**EXERCISE MATERIALS:**
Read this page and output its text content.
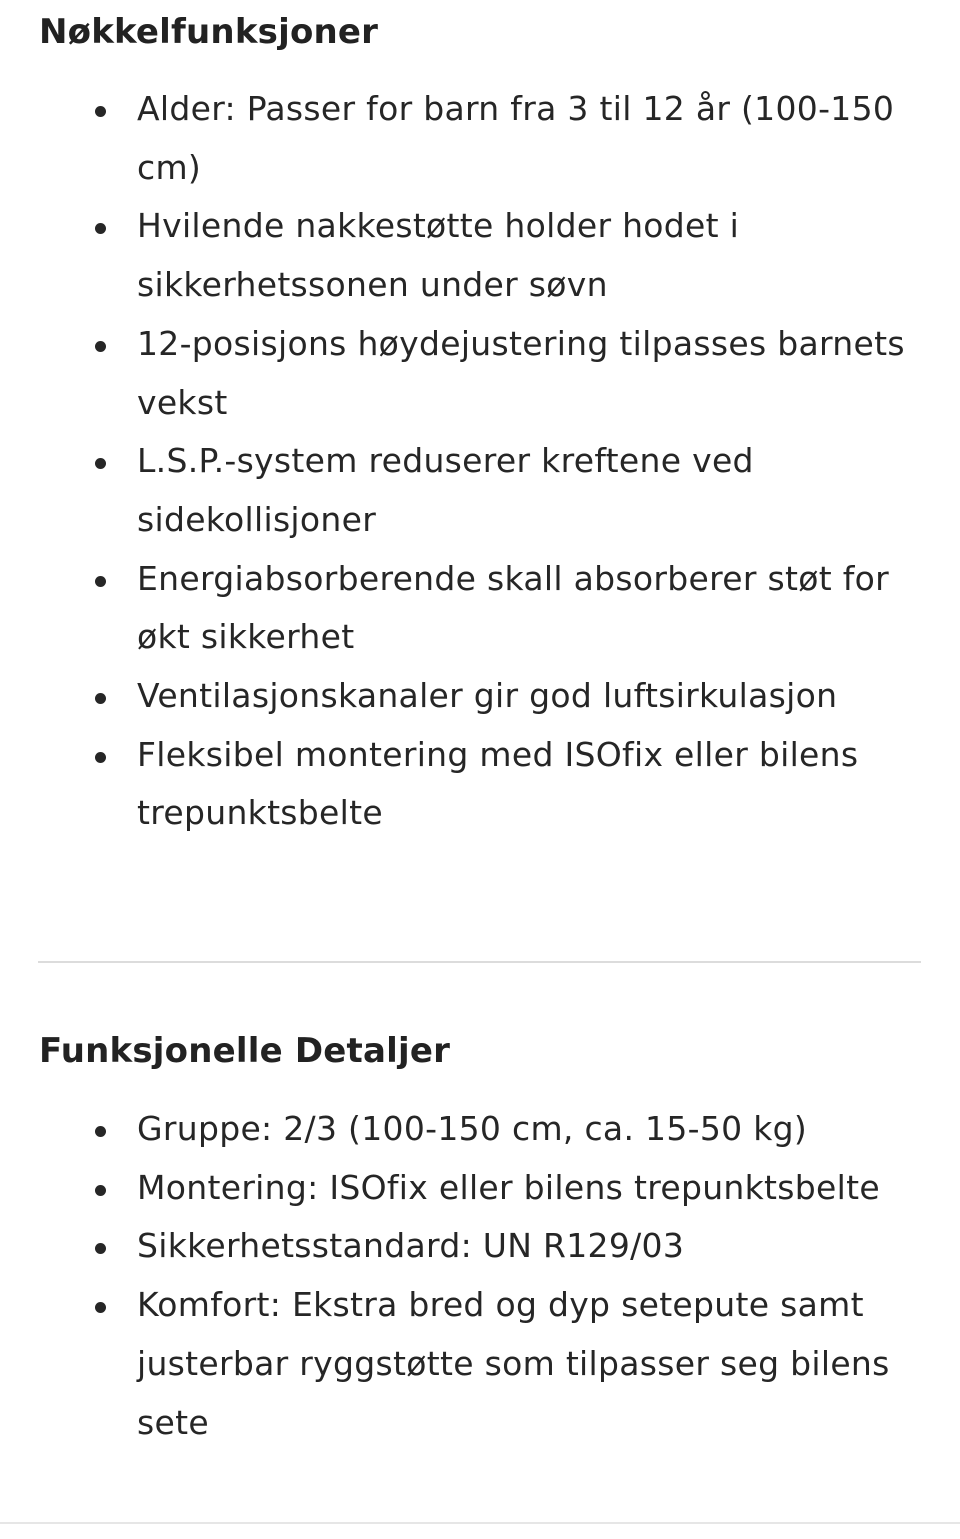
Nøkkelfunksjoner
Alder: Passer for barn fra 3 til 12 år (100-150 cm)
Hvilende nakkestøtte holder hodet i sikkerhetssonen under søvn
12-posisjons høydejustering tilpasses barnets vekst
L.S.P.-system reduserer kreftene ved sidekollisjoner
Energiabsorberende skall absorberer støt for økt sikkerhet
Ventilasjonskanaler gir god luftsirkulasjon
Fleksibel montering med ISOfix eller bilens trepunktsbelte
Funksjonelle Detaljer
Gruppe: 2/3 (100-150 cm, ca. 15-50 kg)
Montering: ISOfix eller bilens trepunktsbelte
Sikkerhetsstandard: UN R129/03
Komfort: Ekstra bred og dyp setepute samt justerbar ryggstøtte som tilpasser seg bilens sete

--

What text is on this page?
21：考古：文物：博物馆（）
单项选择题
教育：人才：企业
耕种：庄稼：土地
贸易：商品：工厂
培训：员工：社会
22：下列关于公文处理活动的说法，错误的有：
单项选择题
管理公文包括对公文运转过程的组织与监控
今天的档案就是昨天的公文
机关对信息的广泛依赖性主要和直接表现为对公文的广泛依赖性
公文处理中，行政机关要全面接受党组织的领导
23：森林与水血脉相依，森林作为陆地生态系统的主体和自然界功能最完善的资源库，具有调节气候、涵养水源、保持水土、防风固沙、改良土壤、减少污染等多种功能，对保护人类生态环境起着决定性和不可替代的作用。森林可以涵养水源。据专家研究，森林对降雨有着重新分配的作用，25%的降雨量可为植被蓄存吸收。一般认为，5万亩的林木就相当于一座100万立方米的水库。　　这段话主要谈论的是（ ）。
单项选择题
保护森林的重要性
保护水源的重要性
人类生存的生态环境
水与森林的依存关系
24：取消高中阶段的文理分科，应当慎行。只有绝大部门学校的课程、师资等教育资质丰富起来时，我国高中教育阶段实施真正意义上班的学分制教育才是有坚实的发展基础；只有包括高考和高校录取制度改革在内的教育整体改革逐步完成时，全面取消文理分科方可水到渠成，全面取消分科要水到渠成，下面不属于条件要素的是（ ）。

**PROMPT:**
Scan the lines for the string "eller". Pick out every line that has it.

**EXPECTED OUTPUT:**
Fleksibel montering med ISOfix eller bilens trepunktsbelte
Montering: ISOfix eller bilens trepunktsbelte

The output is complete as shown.